Data entries:
_ _ _

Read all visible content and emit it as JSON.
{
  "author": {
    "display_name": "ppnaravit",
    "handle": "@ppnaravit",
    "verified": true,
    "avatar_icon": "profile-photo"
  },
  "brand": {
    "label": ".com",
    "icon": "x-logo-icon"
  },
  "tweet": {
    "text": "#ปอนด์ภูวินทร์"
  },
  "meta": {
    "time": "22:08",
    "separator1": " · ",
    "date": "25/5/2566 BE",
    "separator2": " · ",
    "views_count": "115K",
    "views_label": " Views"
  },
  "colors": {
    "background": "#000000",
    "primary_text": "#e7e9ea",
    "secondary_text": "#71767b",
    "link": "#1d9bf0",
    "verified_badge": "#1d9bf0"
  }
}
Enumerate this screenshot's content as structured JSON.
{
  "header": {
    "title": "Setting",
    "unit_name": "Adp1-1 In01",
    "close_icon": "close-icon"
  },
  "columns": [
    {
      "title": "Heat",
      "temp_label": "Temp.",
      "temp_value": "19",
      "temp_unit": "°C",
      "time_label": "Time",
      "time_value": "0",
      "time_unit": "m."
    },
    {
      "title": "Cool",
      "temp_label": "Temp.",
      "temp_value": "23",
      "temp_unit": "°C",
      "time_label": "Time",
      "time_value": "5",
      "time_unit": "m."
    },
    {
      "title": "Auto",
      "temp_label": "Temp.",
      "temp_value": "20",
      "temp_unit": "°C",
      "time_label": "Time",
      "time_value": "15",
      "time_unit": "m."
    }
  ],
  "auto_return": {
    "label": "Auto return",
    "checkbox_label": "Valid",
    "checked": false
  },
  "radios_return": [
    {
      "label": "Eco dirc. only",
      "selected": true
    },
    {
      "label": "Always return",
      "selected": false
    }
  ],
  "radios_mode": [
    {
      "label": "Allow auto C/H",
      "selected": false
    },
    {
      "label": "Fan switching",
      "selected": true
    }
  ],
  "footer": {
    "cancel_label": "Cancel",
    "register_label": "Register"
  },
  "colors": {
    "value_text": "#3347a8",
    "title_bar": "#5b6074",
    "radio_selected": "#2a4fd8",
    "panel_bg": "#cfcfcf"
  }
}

_ _ _

#### [Problem description]
Reproduce each line of the material containing the word "JSON".

#### [Complete output]
Read all visible content and emit it as JSON.
Enumerate this screenshot's content as structured JSON.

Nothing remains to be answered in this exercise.